*WHAT IS ASKED*.
Look through the data below and count each line where the word "title" appears. Reply with the count alone.

*DATA*.
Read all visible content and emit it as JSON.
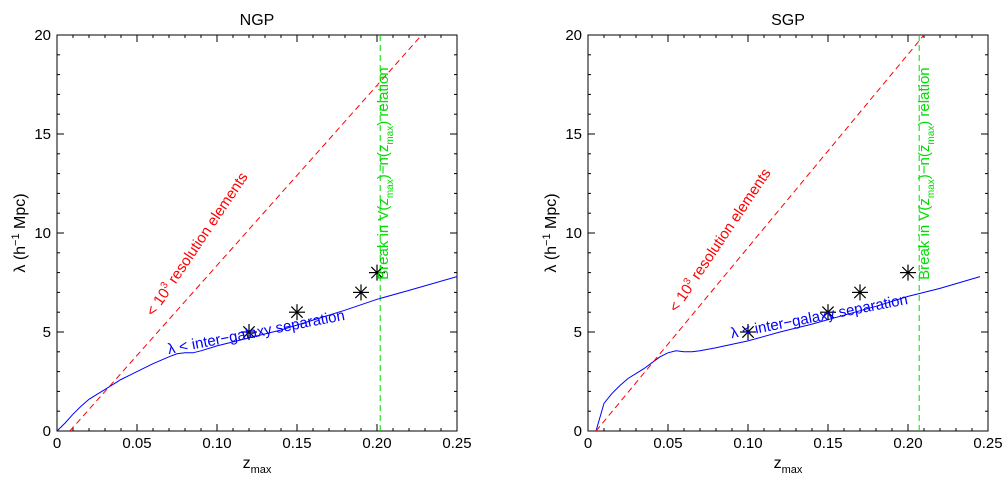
{
  "chart_data": [
    {
      "type": "line",
      "title": "NGP",
      "xlabel": "z",
      "xlabel_sub": "max",
      "ylabel": "λ (h",
      "ylabel_sup": "−1",
      "ylabel_tail": " Mpc)",
      "xlim": [
        0,
        0.25
      ],
      "ylim": [
        0,
        20
      ],
      "xticks": [
        0,
        0.05,
        0.1,
        0.15,
        0.2,
        0.25
      ],
      "xtick_labels": [
        "0",
        "0.05",
        "0.10",
        "0.15",
        "0.20",
        "0.25"
      ],
      "yticks": [
        0,
        5,
        10,
        15,
        20
      ],
      "ytick_labels": [
        "0",
        "5",
        "10",
        "15",
        "20"
      ],
      "series": [
        {
          "name": "λ < inter−galaxy separation",
          "style": "solid",
          "color": "#0000ff",
          "x": [
            0,
            0.005,
            0.01,
            0.015,
            0.02,
            0.03,
            0.04,
            0.05,
            0.06,
            0.07,
            0.075,
            0.08,
            0.085,
            0.09,
            0.1,
            0.12,
            0.14,
            0.16,
            0.18,
            0.2,
            0.22,
            0.25
          ],
          "y": [
            0,
            0.4,
            0.85,
            1.25,
            1.6,
            2.1,
            2.6,
            3.0,
            3.4,
            3.75,
            3.9,
            3.95,
            3.95,
            4.05,
            4.3,
            4.7,
            5.1,
            5.6,
            6.1,
            6.65,
            7.1,
            7.8
          ]
        },
        {
          "name": "< 10³ resolution elements",
          "style": "dashed",
          "color": "#ff0000",
          "x": [
            0.008,
            0.228
          ],
          "y": [
            0,
            20
          ]
        }
      ],
      "points": {
        "marker": "asterisk",
        "color": "#000000",
        "x": [
          0.12,
          0.15,
          0.19,
          0.2
        ],
        "y": [
          5,
          6,
          7,
          8
        ]
      },
      "vline": {
        "x": 0.202,
        "color": "#00dd00",
        "style": "dashed"
      },
      "annotations": {
        "blue_text": "λ < inter−galaxy separation",
        "red_prefix": "< 10",
        "red_sup": "3",
        "red_suffix": " resolution elements",
        "green_a": "Break in V(z",
        "green_b": "max",
        "green_c": ")−n(z",
        "green_d": "max",
        "green_e": ") relation"
      }
    },
    {
      "type": "line",
      "title": "SGP",
      "xlabel": "z",
      "xlabel_sub": "max",
      "ylabel": "λ (h",
      "ylabel_sup": "−1",
      "ylabel_tail": " Mpc)",
      "xlim": [
        0,
        0.25
      ],
      "ylim": [
        0,
        20
      ],
      "xticks": [
        0,
        0.05,
        0.1,
        0.15,
        0.2,
        0.25
      ],
      "xtick_labels": [
        "0",
        "0.05",
        "0.10",
        "0.15",
        "0.20",
        "0.25"
      ],
      "yticks": [
        0,
        5,
        10,
        15,
        20
      ],
      "ytick_labels": [
        "0",
        "5",
        "10",
        "15",
        "20"
      ],
      "series": [
        {
          "name": "λ < inter−galaxy separation",
          "style": "solid",
          "color": "#0000ff",
          "x": [
            0.005,
            0.01,
            0.015,
            0.02,
            0.025,
            0.03,
            0.035,
            0.04,
            0.045,
            0.05,
            0.055,
            0.06,
            0.065,
            0.07,
            0.08,
            0.1,
            0.12,
            0.14,
            0.16,
            0.18,
            0.2,
            0.22,
            0.245
          ],
          "y": [
            0,
            1.4,
            1.9,
            2.3,
            2.65,
            2.9,
            3.15,
            3.45,
            3.75,
            3.95,
            4.05,
            4.0,
            4.0,
            4.05,
            4.2,
            4.55,
            5.0,
            5.4,
            5.85,
            6.3,
            6.8,
            7.2,
            7.8
          ]
        },
        {
          "name": "< 10³ resolution elements",
          "style": "dashed",
          "color": "#ff0000",
          "x": [
            0.005,
            0.21
          ],
          "y": [
            0,
            20
          ]
        }
      ],
      "points": {
        "marker": "asterisk",
        "color": "#000000",
        "x": [
          0.1,
          0.15,
          0.17,
          0.2
        ],
        "y": [
          5,
          6,
          7,
          8
        ]
      },
      "vline": {
        "x": 0.207,
        "color": "#00dd00",
        "style": "dashed"
      },
      "annotations": {
        "blue_text": "λ < inter−galaxy separation",
        "red_prefix": "< 10",
        "red_sup": "3",
        "red_suffix": " resolution elements",
        "green_a": "Break in V(z",
        "green_b": "max",
        "green_c": ")−n(z",
        "green_d": "max",
        "green_e": ") relation"
      }
    }
  ]
}
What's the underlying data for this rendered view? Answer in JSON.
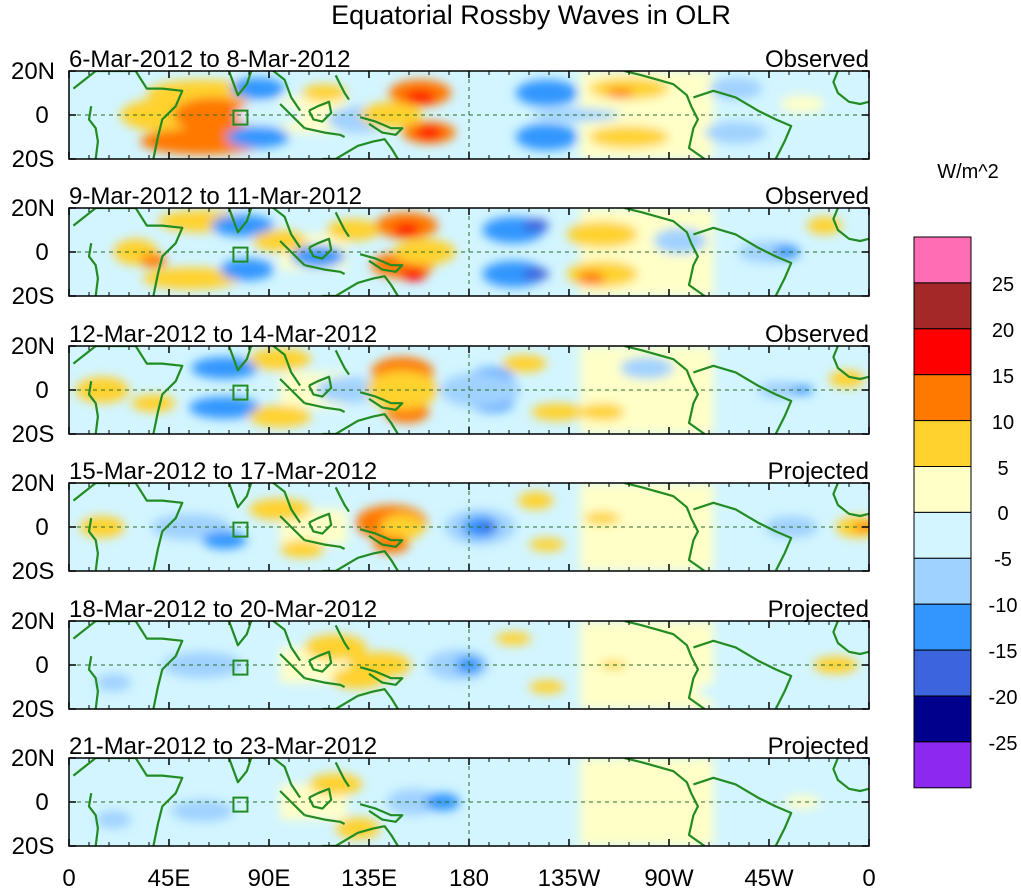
{
  "title": "Equatorial Rossby Waves in OLR",
  "panels": [
    {
      "date_range": "6-Mar-2012 to 8-Mar-2012",
      "status": "Observed"
    },
    {
      "date_range": "9-Mar-2012 to 11-Mar-2012",
      "status": "Observed"
    },
    {
      "date_range": "12-Mar-2012 to 14-Mar-2012",
      "status": "Observed"
    },
    {
      "date_range": "15-Mar-2012 to 17-Mar-2012",
      "status": "Projected"
    },
    {
      "date_range": "18-Mar-2012 to 20-Mar-2012",
      "status": "Projected"
    },
    {
      "date_range": "21-Mar-2012 to 23-Mar-2012",
      "status": "Projected"
    }
  ],
  "lat_labels": [
    "20N",
    "0",
    "20S"
  ],
  "lon_labels": [
    "0",
    "45E",
    "90E",
    "135E",
    "180",
    "135W",
    "90W",
    "45W",
    "0"
  ],
  "colorbar": {
    "unit": "W/m^2",
    "tick_labels": [
      "25",
      "20",
      "15",
      "10",
      "5",
      "0",
      "-5",
      "-10",
      "-15",
      "-20",
      "-25"
    ],
    "colors_top_to_bottom": [
      "#ff6eb4",
      "#a52828",
      "#ff0000",
      "#ff7800",
      "#ffd22d",
      "#ffffc8",
      "#d2f5ff",
      "#a0d2ff",
      "#3296ff",
      "#3c64dc",
      "#00008c",
      "#8c28f0"
    ]
  },
  "land_color": "#228b22"
}
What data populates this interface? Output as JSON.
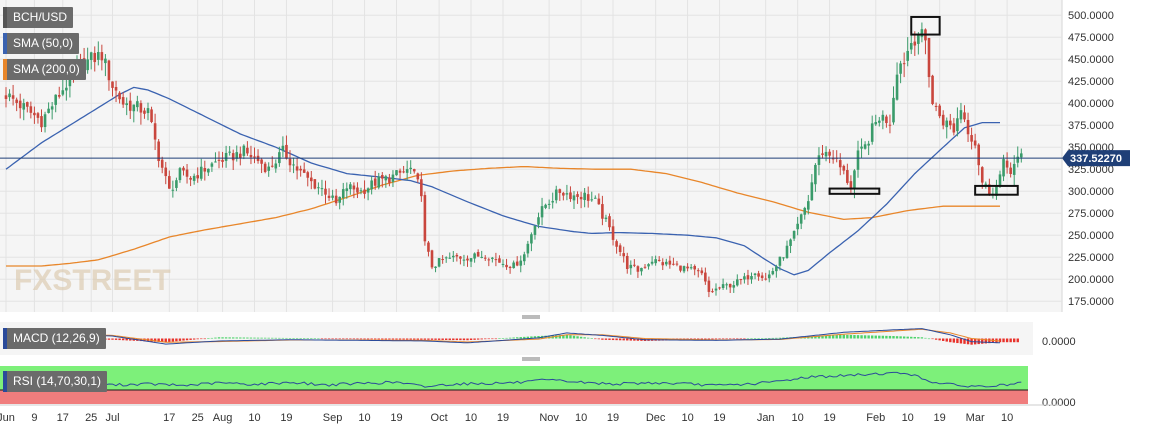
{
  "chart_data": {
    "type": "candlestick",
    "symbol": "BCH/USD",
    "current_price": "337.52270",
    "price_axis": {
      "ylim": [
        165,
        515
      ],
      "ticks": [
        {
          "v": 500,
          "label": "500.0000"
        },
        {
          "v": 475,
          "label": "475.0000"
        },
        {
          "v": 450,
          "label": "450.0000"
        },
        {
          "v": 425,
          "label": "425.0000"
        },
        {
          "v": 400,
          "label": "400.0000"
        },
        {
          "v": 375,
          "label": "375.0000"
        },
        {
          "v": 350,
          "label": "350.0000"
        },
        {
          "v": 325,
          "label": "325.0000"
        },
        {
          "v": 300,
          "label": "300.0000"
        },
        {
          "v": 275,
          "label": "275.0000"
        },
        {
          "v": 250,
          "label": "250.0000"
        },
        {
          "v": 225,
          "label": "225.0000"
        },
        {
          "v": 200,
          "label": "200.0000"
        },
        {
          "v": 175,
          "label": "175.0000"
        }
      ]
    },
    "x_axis_ticks": [
      {
        "day": 0,
        "label": "Jun"
      },
      {
        "day": 8,
        "label": "9"
      },
      {
        "day": 16,
        "label": "17"
      },
      {
        "day": 24,
        "label": "25"
      },
      {
        "day": 30,
        "label": "Jul"
      },
      {
        "day": 46,
        "label": "17"
      },
      {
        "day": 54,
        "label": "25"
      },
      {
        "day": 61,
        "label": "Aug"
      },
      {
        "day": 70,
        "label": "10"
      },
      {
        "day": 79,
        "label": "19"
      },
      {
        "day": 92,
        "label": "Sep"
      },
      {
        "day": 101,
        "label": "10"
      },
      {
        "day": 110,
        "label": "19"
      },
      {
        "day": 122,
        "label": "Oct"
      },
      {
        "day": 131,
        "label": "10"
      },
      {
        "day": 140,
        "label": "19"
      },
      {
        "day": 153,
        "label": "Nov"
      },
      {
        "day": 162,
        "label": "10"
      },
      {
        "day": 171,
        "label": "19"
      },
      {
        "day": 183,
        "label": "Dec"
      },
      {
        "day": 192,
        "label": "10"
      },
      {
        "day": 201,
        "label": "19"
      },
      {
        "day": 214,
        "label": "Jan"
      },
      {
        "day": 223,
        "label": "10"
      },
      {
        "day": 232,
        "label": "19"
      },
      {
        "day": 245,
        "label": "Feb"
      },
      {
        "day": 254,
        "label": "10"
      },
      {
        "day": 263,
        "label": "19"
      },
      {
        "day": 273,
        "label": "Mar"
      },
      {
        "day": 282,
        "label": "10"
      }
    ],
    "close_anchors": [
      [
        0,
        410
      ],
      [
        5,
        395
      ],
      [
        10,
        380
      ],
      [
        15,
        410
      ],
      [
        20,
        440
      ],
      [
        24,
        450
      ],
      [
        27,
        455
      ],
      [
        30,
        420
      ],
      [
        33,
        400
      ],
      [
        37,
        395
      ],
      [
        40,
        390
      ],
      [
        43,
        340
      ],
      [
        46,
        300
      ],
      [
        49,
        320
      ],
      [
        52,
        315
      ],
      [
        56,
        325
      ],
      [
        60,
        335
      ],
      [
        64,
        340
      ],
      [
        67,
        345
      ],
      [
        71,
        335
      ],
      [
        74,
        325
      ],
      [
        78,
        345
      ],
      [
        82,
        325
      ],
      [
        86,
        310
      ],
      [
        90,
        300
      ],
      [
        93,
        285
      ],
      [
        96,
        305
      ],
      [
        100,
        300
      ],
      [
        104,
        310
      ],
      [
        108,
        315
      ],
      [
        111,
        320
      ],
      [
        114,
        325
      ],
      [
        117,
        300
      ],
      [
        118,
        240
      ],
      [
        120,
        215
      ],
      [
        123,
        222
      ],
      [
        127,
        225
      ],
      [
        131,
        225
      ],
      [
        135,
        228
      ],
      [
        139,
        220
      ],
      [
        143,
        215
      ],
      [
        146,
        228
      ],
      [
        149,
        265
      ],
      [
        152,
        285
      ],
      [
        156,
        300
      ],
      [
        160,
        295
      ],
      [
        163,
        295
      ],
      [
        166,
        288
      ],
      [
        169,
        265
      ],
      [
        172,
        240
      ],
      [
        175,
        215
      ],
      [
        178,
        210
      ],
      [
        182,
        222
      ],
      [
        185,
        218
      ],
      [
        189,
        215
      ],
      [
        193,
        210
      ],
      [
        196,
        205
      ],
      [
        198,
        185
      ],
      [
        201,
        190
      ],
      [
        205,
        195
      ],
      [
        208,
        200
      ],
      [
        211,
        210
      ],
      [
        214,
        200
      ],
      [
        217,
        215
      ],
      [
        220,
        235
      ],
      [
        222,
        250
      ],
      [
        224,
        270
      ],
      [
        226,
        290
      ],
      [
        228,
        330
      ],
      [
        230,
        345
      ],
      [
        233,
        340
      ],
      [
        236,
        320
      ],
      [
        238,
        305
      ],
      [
        240,
        340
      ],
      [
        242,
        350
      ],
      [
        244,
        370
      ],
      [
        246,
        385
      ],
      [
        249,
        380
      ],
      [
        251,
        440
      ],
      [
        253,
        450
      ],
      [
        255,
        470
      ],
      [
        257,
        480
      ],
      [
        259,
        470
      ],
      [
        261,
        400
      ],
      [
        264,
        380
      ],
      [
        267,
        370
      ],
      [
        269,
        395
      ],
      [
        271,
        370
      ],
      [
        273,
        355
      ],
      [
        275,
        310
      ],
      [
        277,
        300
      ],
      [
        279,
        305
      ],
      [
        281,
        330
      ],
      [
        283,
        325
      ],
      [
        285,
        335
      ],
      [
        286,
        337.5
      ]
    ],
    "series": [
      {
        "name": "SMA (50,0)",
        "color": "#3a62b0",
        "anchors": [
          [
            0,
            325
          ],
          [
            10,
            355
          ],
          [
            18,
            375
          ],
          [
            26,
            395
          ],
          [
            32,
            410
          ],
          [
            36,
            418
          ],
          [
            40,
            415
          ],
          [
            46,
            405
          ],
          [
            56,
            385
          ],
          [
            66,
            365
          ],
          [
            76,
            350
          ],
          [
            86,
            332
          ],
          [
            96,
            320
          ],
          [
            108,
            315
          ],
          [
            114,
            312
          ],
          [
            120,
            305
          ],
          [
            130,
            288
          ],
          [
            140,
            272
          ],
          [
            150,
            260
          ],
          [
            160,
            254
          ],
          [
            165,
            252
          ],
          [
            172,
            253
          ],
          [
            182,
            252
          ],
          [
            192,
            250
          ],
          [
            200,
            247
          ],
          [
            208,
            238
          ],
          [
            214,
            222
          ],
          [
            218,
            212
          ],
          [
            222,
            205
          ],
          [
            226,
            210
          ],
          [
            232,
            230
          ],
          [
            240,
            255
          ],
          [
            248,
            285
          ],
          [
            256,
            320
          ],
          [
            264,
            350
          ],
          [
            270,
            372
          ],
          [
            275,
            378
          ],
          [
            280,
            378
          ]
        ]
      },
      {
        "name": "SMA (200,0)",
        "color": "#e8862a",
        "anchors": [
          [
            0,
            215
          ],
          [
            10,
            215
          ],
          [
            18,
            218
          ],
          [
            26,
            222
          ],
          [
            36,
            234
          ],
          [
            46,
            248
          ],
          [
            56,
            256
          ],
          [
            66,
            263
          ],
          [
            76,
            270
          ],
          [
            86,
            280
          ],
          [
            96,
            293
          ],
          [
            106,
            307
          ],
          [
            116,
            318
          ],
          [
            126,
            323
          ],
          [
            136,
            326
          ],
          [
            146,
            328
          ],
          [
            156,
            326
          ],
          [
            166,
            325
          ],
          [
            176,
            325
          ],
          [
            186,
            320
          ],
          [
            196,
            310
          ],
          [
            206,
            298
          ],
          [
            216,
            288
          ],
          [
            226,
            276
          ],
          [
            236,
            268
          ],
          [
            244,
            270
          ],
          [
            254,
            278
          ],
          [
            264,
            283
          ],
          [
            274,
            283
          ],
          [
            280,
            283
          ]
        ]
      }
    ],
    "macd": {
      "label": "MACD (12,26,9)",
      "ylim": [
        -1,
        1
      ],
      "tick_label": "0.0000",
      "tick_value": 0,
      "macd_anchors": [
        [
          0,
          0.55
        ],
        [
          15,
          0.35
        ],
        [
          30,
          0.2
        ],
        [
          45,
          -0.45
        ],
        [
          60,
          -0.2
        ],
        [
          80,
          -0.1
        ],
        [
          100,
          -0.15
        ],
        [
          118,
          -0.2
        ],
        [
          130,
          -0.35
        ],
        [
          150,
          0.05
        ],
        [
          158,
          0.45
        ],
        [
          168,
          0.25
        ],
        [
          180,
          -0.1
        ],
        [
          200,
          -0.15
        ],
        [
          218,
          -0.05
        ],
        [
          236,
          0.5
        ],
        [
          250,
          0.7
        ],
        [
          258,
          0.8
        ],
        [
          266,
          0.3
        ],
        [
          272,
          -0.25
        ],
        [
          280,
          -0.35
        ]
      ],
      "signal_anchors": [
        [
          0,
          0.5
        ],
        [
          15,
          0.4
        ],
        [
          30,
          0.25
        ],
        [
          45,
          -0.3
        ],
        [
          60,
          -0.25
        ],
        [
          80,
          -0.12
        ],
        [
          100,
          -0.12
        ],
        [
          118,
          -0.15
        ],
        [
          130,
          -0.28
        ],
        [
          150,
          -0.05
        ],
        [
          158,
          0.3
        ],
        [
          168,
          0.3
        ],
        [
          180,
          0.0
        ],
        [
          200,
          -0.12
        ],
        [
          218,
          -0.08
        ],
        [
          236,
          0.35
        ],
        [
          250,
          0.6
        ],
        [
          258,
          0.75
        ],
        [
          266,
          0.45
        ],
        [
          272,
          0.0
        ],
        [
          280,
          -0.2
        ]
      ]
    },
    "rsi": {
      "label": "RSI (14,70,30,1)",
      "overbought": 70,
      "oversold": 30,
      "tick_label": "0.0000",
      "tick_value": 0,
      "anchors": [
        [
          0,
          55
        ],
        [
          10,
          48
        ],
        [
          20,
          52
        ],
        [
          30,
          45
        ],
        [
          40,
          47
        ],
        [
          50,
          44
        ],
        [
          60,
          49
        ],
        [
          70,
          46
        ],
        [
          80,
          50
        ],
        [
          90,
          45
        ],
        [
          100,
          48
        ],
        [
          110,
          50
        ],
        [
          118,
          42
        ],
        [
          126,
          47
        ],
        [
          136,
          48
        ],
        [
          146,
          50
        ],
        [
          152,
          54
        ],
        [
          158,
          52
        ],
        [
          164,
          49
        ],
        [
          172,
          47
        ],
        [
          182,
          49
        ],
        [
          192,
          47
        ],
        [
          200,
          44
        ],
        [
          210,
          47
        ],
        [
          218,
          52
        ],
        [
          226,
          60
        ],
        [
          236,
          62
        ],
        [
          246,
          66
        ],
        [
          254,
          67
        ],
        [
          260,
          52
        ],
        [
          268,
          44
        ],
        [
          276,
          42
        ],
        [
          286,
          48
        ]
      ]
    },
    "annotations": [
      {
        "type": "box",
        "label": "top",
        "day_from": 255,
        "day_to": 263,
        "y_from": 478,
        "y_to": 498
      },
      {
        "type": "box",
        "label": "support-left",
        "day_from": 232,
        "day_to": 246,
        "y_from": 297,
        "y_to": 303
      },
      {
        "type": "box",
        "label": "support-right",
        "day_from": 273,
        "day_to": 285,
        "y_from": 296,
        "y_to": 306
      }
    ],
    "watermark": "FXSTREET",
    "legend": [
      {
        "text": "BCH/USD",
        "color": "#6b6b6b"
      },
      {
        "text": "SMA (50,0)",
        "color": "#3a62b0"
      },
      {
        "text": "SMA (200,0)",
        "color": "#e8862a"
      }
    ]
  }
}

*RESULT BELOW*.
3